-- START --
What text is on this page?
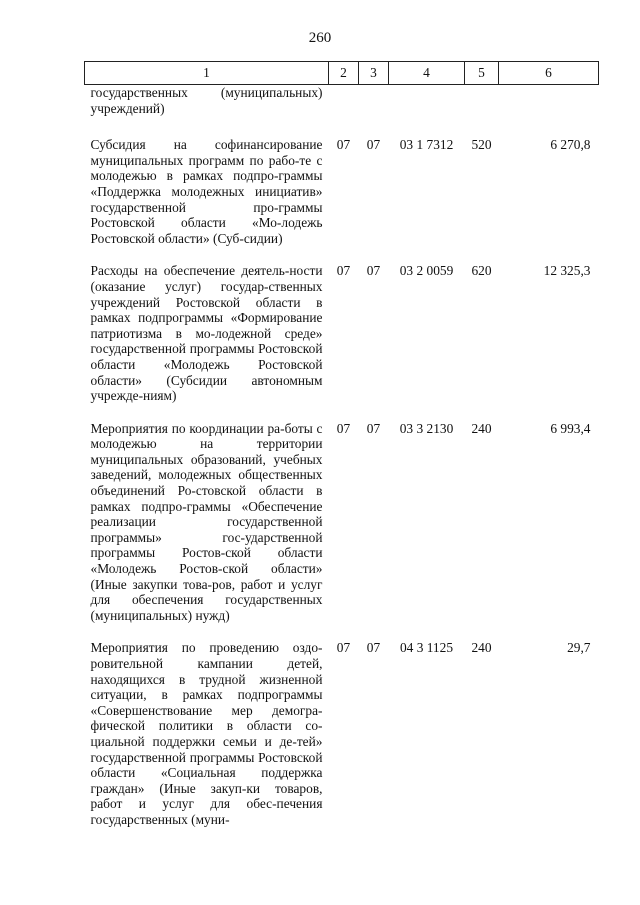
260
1	2	3	4	5	6
государственных (муниципальных) учреждений)					
Субсидия на софинансирование муниципальных программ по рабо-те с молодежью в рамках подпро-граммы «Поддержка молодежных инициатив» государственной про-граммы Ростовской области «Мо-лодежь Ростовской области» (Суб-сидии)	07	07	03 1 7312	520	6 270,8
Расходы на обеспечение деятель-ности (оказание услуг) государ-ственных учреждений Ростовской области в рамках подпрограммы «Формирование патриотизма в мо-лодежной среде» государственной программы Ростовской области «Молодежь Ростовской области» (Субсидии автономным учрежде-ниям)	07	07	03 2 0059	620	12 325,3
Мероприятия по координации ра-боты с молодежью на территории муниципальных образований, учебных заведений, молодежных общественных объединений Ро-стовской области в рамках подпро-граммы «Обеспечение реализации государственной программы» гос-ударственной программы Ростов-ской области «Молодежь Ростов-ской области» (Иные закупки това-ров, работ и услуг для обеспечения государственных (муниципальных) нужд)	07	07	03 3 2130	240	6 993,4
Мероприятия по проведению оздо-ровительной кампании детей, находящихся в трудной жизненной ситуации, в рамках подпрограммы «Совершенствование мер демогра-фической политики в области со-циальной поддержки семьи и де-тей» государственной программы Ростовской области «Социальная поддержка граждан» (Иные закуп-ки товаров, работ и услуг для обес-печения государственных (муни-	07	07	04 3 1125	240	29,7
-- END --
What needs to be done
Quote every line word for word and keep the images out of the copy.

Result
What text is on this page?
260
1	2	3	4	5	6
государственных (муниципальных) учреждений)					
Субсидия на софинансирование муниципальных программ по рабо-те с молодежью в рамках подпро-граммы «Поддержка молодежных инициатив» государственной про-граммы Ростовской области «Мо-лодежь Ростовской области» (Суб-сидии)	07	07	03 1 7312	520	6 270,8
Расходы на обеспечение деятель-ности (оказание услуг) государ-ственных учреждений Ростовской области в рамках подпрограммы «Формирование патриотизма в мо-лодежной среде» государственной программы Ростовской области «Молодежь Ростовской области» (Субсидии автономным учрежде-ниям)	07	07	03 2 0059	620	12 325,3
Мероприятия по координации ра-боты с молодежью на территории муниципальных образований, учебных заведений, молодежных общественных объединений Ро-стовской области в рамках подпро-граммы «Обеспечение реализации государственной программы» гос-ударственной программы Ростов-ской области «Молодежь Ростов-ской области» (Иные закупки това-ров, работ и услуг для обеспечения государственных (муниципальных) нужд)	07	07	03 3 2130	240	6 993,4
Мероприятия по проведению оздо-ровительной кампании детей, находящихся в трудной жизненной ситуации, в рамках подпрограммы «Совершенствование мер демогра-фической политики в области со-циальной поддержки семьи и де-тей» государственной программы Ростовской области «Социальная поддержка граждан» (Иные закуп-ки товаров, работ и услуг для обес-печения государственных (муни-	07	07	04 3 1125	240	29,7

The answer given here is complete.